Dataset records on visual material:
┌────────

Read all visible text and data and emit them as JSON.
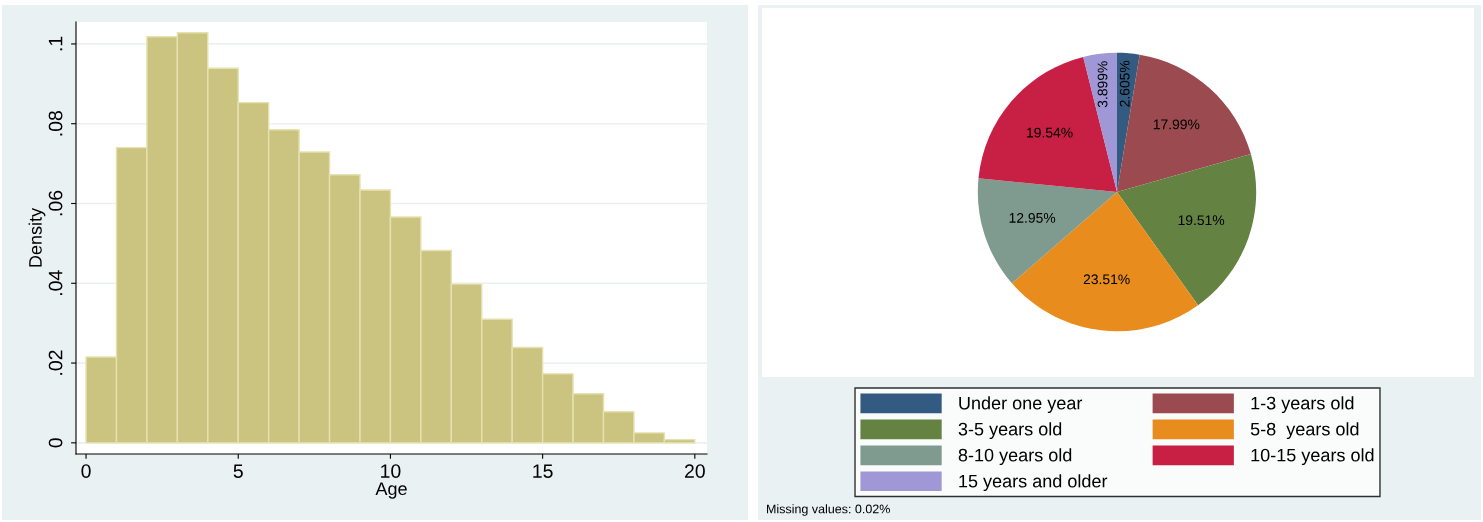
{
  "chart_data": [
    {
      "type": "histogram",
      "xlabel": "Age",
      "ylabel": "Density",
      "color": "#cbc380",
      "bins": [
        0,
        1,
        2,
        3,
        4,
        5,
        6,
        7,
        8,
        9,
        10,
        11,
        12,
        13,
        14,
        15,
        16,
        17,
        18,
        19,
        20
      ],
      "values": [
        0.0215,
        0.074,
        0.1018,
        0.1028,
        0.0939,
        0.0853,
        0.0785,
        0.0729,
        0.0672,
        0.0634,
        0.0566,
        0.0482,
        0.0398,
        0.031,
        0.0239,
        0.0173,
        0.0123,
        0.0078,
        0.0025,
        0.0008
      ],
      "xlim": [
        -0.33,
        20.4
      ],
      "ylim": [
        -0.0028,
        0.1055
      ],
      "xticks": [
        0,
        5,
        10,
        15,
        20
      ],
      "yticks": [
        0,
        {
          "value": 0.02,
          "label": ".02"
        },
        {
          "value": 0.04,
          "label": ".04"
        },
        {
          "value": 0.06,
          "label": ".06"
        },
        {
          "value": 0.08,
          "label": ".08"
        },
        {
          "value": 0.1,
          "label": ".1"
        }
      ],
      "grid": "y"
    },
    {
      "type": "pie",
      "categories": [
        "Under one year",
        "1-3 years old",
        "3-5 years old",
        "5-8  years old",
        "8-10 years old",
        "10-15 years old",
        "15 years and older"
      ],
      "values": [
        2.605,
        17.99,
        19.51,
        23.51,
        12.95,
        19.54,
        3.899
      ],
      "value_labels": [
        "2.605%",
        "17.99%",
        "19.51%",
        "23.51%",
        "12.95%",
        "19.54%",
        "3.899%"
      ],
      "colors": [
        "#335a80",
        "#9b4a4f",
        "#648241",
        "#e88c1e",
        "#7f9a8f",
        "#c81f45",
        "#a097d6"
      ],
      "legend": "bottom",
      "annotations": [
        "Missing values: 0.02%"
      ]
    }
  ]
}
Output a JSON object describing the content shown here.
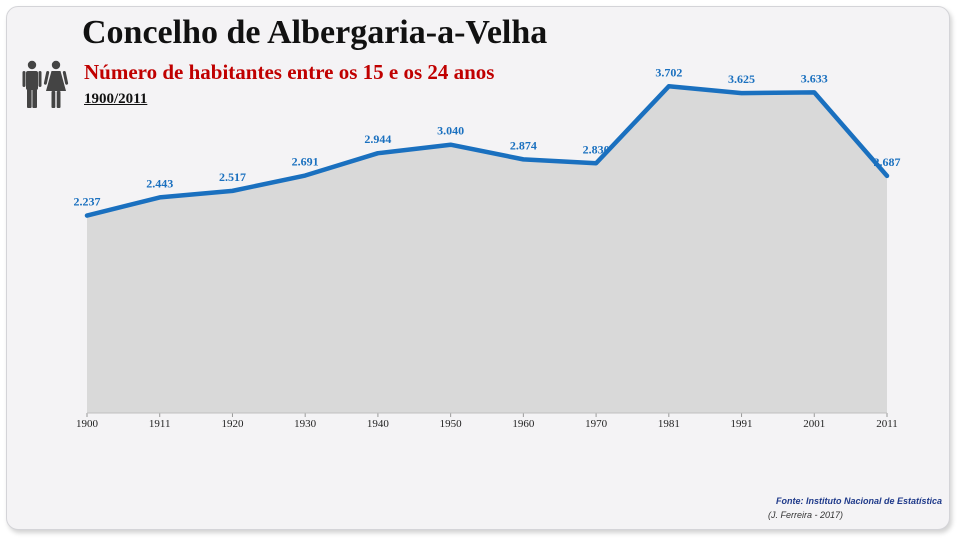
{
  "header": {
    "title": "Concelho de Albergaria-a-Velha",
    "subtitle": "Número de habitantes entre os 15 e os 24 anos",
    "period": "1900/2011"
  },
  "icons": {
    "people": "man-woman-icon"
  },
  "footer": {
    "source": "Fonte: Instituto Nacional de Estatística",
    "credit": "(J. Ferreira - 2017)"
  },
  "colors": {
    "line": "#1a70bf",
    "area": "#d9d9d9",
    "labels": "#1a70bf",
    "subtitle": "#c00000",
    "source": "#1f3a8a"
  },
  "chart_data": {
    "type": "area",
    "title": "Número de habitantes entre os 15 e os 24 anos",
    "xlabel": "",
    "ylabel": "",
    "categories": [
      "1900",
      "1911",
      "1920",
      "1930",
      "1940",
      "1950",
      "1960",
      "1970",
      "1981",
      "1991",
      "2001",
      "2011"
    ],
    "values": [
      2237,
      2443,
      2517,
      2691,
      2944,
      3040,
      2874,
      2830,
      3702,
      3625,
      3633,
      2687
    ],
    "data_labels": [
      "2.237",
      "2.443",
      "2.517",
      "2.691",
      "2.944",
      "3.040",
      "2.874",
      "2.830",
      "3.702",
      "3.625",
      "3.633",
      "2.687"
    ],
    "ylim": [
      0,
      4000
    ],
    "grid": false,
    "legend": "none"
  }
}
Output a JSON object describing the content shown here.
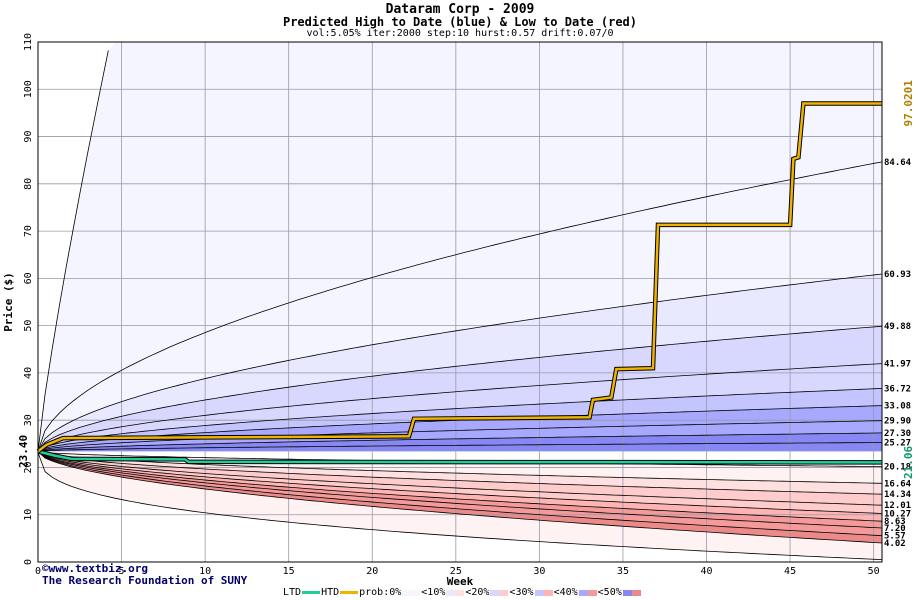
{
  "chart_data": {
    "type": "line",
    "title": "Dataram Corp - 2009",
    "subtitle": "Predicted High to Date (blue) &  Low to Date (red)",
    "params": "vol:5.05% iter:2000 step:10 hurst:0.57 drift:0.07/0",
    "xlabel": "Week",
    "ylabel": "Price ($)",
    "xlim": [
      0,
      50.5
    ],
    "ylim": [
      0,
      110
    ],
    "x_ticks": [
      "0",
      "5",
      "10",
      "15",
      "20",
      "25",
      "30",
      "35",
      "40",
      "45",
      "50"
    ],
    "y_ticks": [
      "0",
      "10",
      "20",
      "30",
      "40",
      "50",
      "60",
      "70",
      "80",
      "90",
      "100",
      "110"
    ],
    "grid": true,
    "start_price": "23.40",
    "htd_final": "97.0201",
    "ltd_final": "21.06",
    "band_colors": [
      "#f5f5ff",
      "#e8e8ff",
      "#d8d8ff",
      "#c4c4ff",
      "#a8a8ff",
      "#8888f4",
      "#fff2f2",
      "#ffe0e0",
      "#ffcccc",
      "#ffb4b4",
      "#f49a9a",
      "#ec8a8a"
    ],
    "high_end_labels": [
      "84.64",
      "60.93",
      "49.88",
      "41.97",
      "36.72",
      "33.08",
      "29.90",
      "27.30",
      "25.27"
    ],
    "low_end_labels": [
      "20.18",
      "16.64",
      "14.34",
      "12.01",
      "10.27",
      "8.63",
      "7.20",
      "5.57",
      "4.02"
    ],
    "htd": {
      "name": "HTD",
      "color": "#f0b400",
      "points": [
        [
          0,
          23.4
        ],
        [
          0.5,
          24.8
        ],
        [
          1.5,
          26.2
        ],
        [
          22.2,
          26.6
        ],
        [
          22.5,
          30.3
        ],
        [
          33.0,
          30.6
        ],
        [
          33.2,
          34.3
        ],
        [
          34.3,
          34.8
        ],
        [
          34.6,
          40.8
        ],
        [
          36.8,
          41.0
        ],
        [
          37.1,
          71.3
        ],
        [
          45.0,
          71.3
        ],
        [
          45.2,
          85.3
        ],
        [
          45.5,
          85.6
        ],
        [
          45.8,
          97.0
        ],
        [
          50.5,
          97.0
        ]
      ]
    },
    "ltd": {
      "name": "LTD",
      "color": "#22cc99",
      "points": [
        [
          0,
          23.4
        ],
        [
          1.0,
          22.5
        ],
        [
          2.0,
          21.8
        ],
        [
          8.8,
          21.7
        ],
        [
          9.0,
          21.2
        ],
        [
          50.5,
          21.06
        ]
      ]
    }
  },
  "credit": {
    "line1": "www.textbiz.org",
    "line2": "The Research Foundation of SUNY"
  },
  "legend": {
    "ltd": "LTD",
    "htd": "HTD",
    "prob": "prob:0%",
    "p10": "<10%",
    "p20": "<20%",
    "p30": "<30%",
    "p40": "<40%",
    "p50": "<50%"
  }
}
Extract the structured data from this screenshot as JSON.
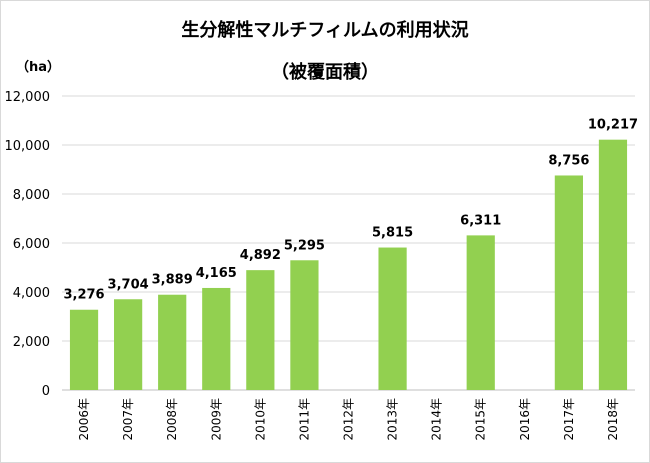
{
  "chart_data": {
    "type": "bar",
    "title": "生分解性マルチフィルムの利用状況",
    "subtitle": "（被覆面積）",
    "unit_label": "（ha）",
    "categories": [
      "2006年",
      "2007年",
      "2008年",
      "2009年",
      "2010年",
      "2011年",
      "2012年",
      "2013年",
      "2014年",
      "2015年",
      "2016年",
      "2017年",
      "2018年"
    ],
    "values": [
      3276,
      3704,
      3889,
      4165,
      4892,
      5295,
      null,
      5815,
      null,
      6311,
      null,
      8756,
      10217
    ],
    "data_labels": [
      "3,276",
      "3,704",
      "3,889",
      "4,165",
      "4,892",
      "5,295",
      "",
      "5,815",
      "",
      "6,311",
      "",
      "8,756",
      "10,217"
    ],
    "ylim": [
      0,
      12000
    ],
    "yticks": [
      0,
      2000,
      4000,
      6000,
      8000,
      10000,
      12000
    ],
    "ytick_labels": [
      "0",
      "2,000",
      "4,000",
      "6,000",
      "8,000",
      "10,000",
      "12,000"
    ],
    "grid": true,
    "colors": {
      "bar": "#92d050",
      "grid": "#d9d9d9",
      "axis": "#bfbfbf",
      "text": "#000000"
    }
  }
}
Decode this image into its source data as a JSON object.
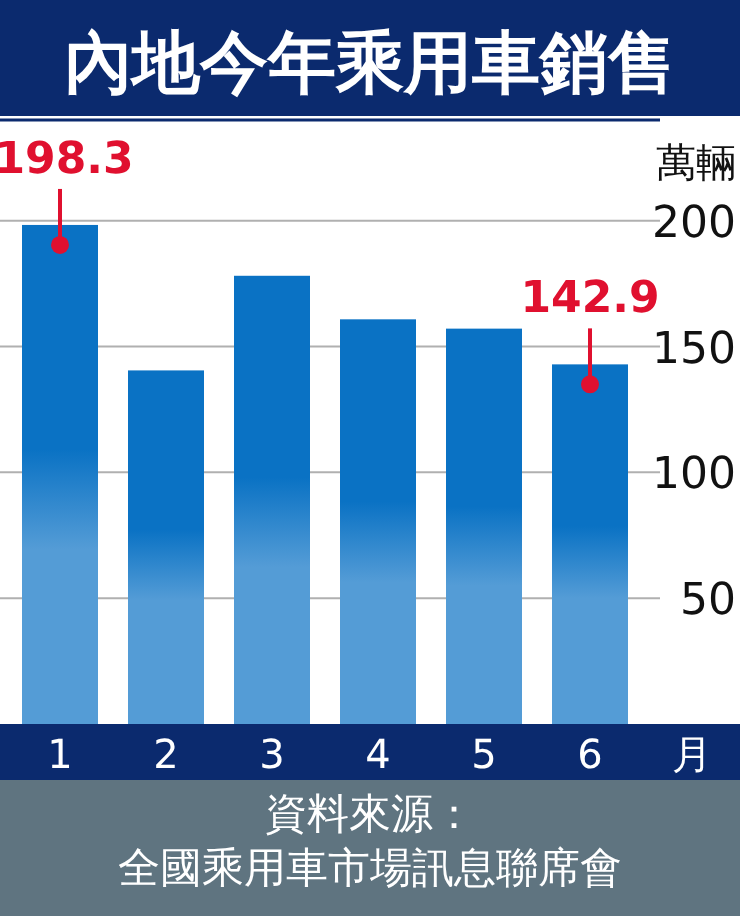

└────────

▶ **Problem**:
Identify the lines above with the word "subtitle". Copy them.

▶ **Result of this exercise**:
    "subtitle": "Número de habitantes entre os 15 e os 24 anos",
    "subtitle": "#c00000",
    "subtitle": "Predicted High to Date (blue) &  Low to Date (red)",
    "subtitle": "（被覆面積）",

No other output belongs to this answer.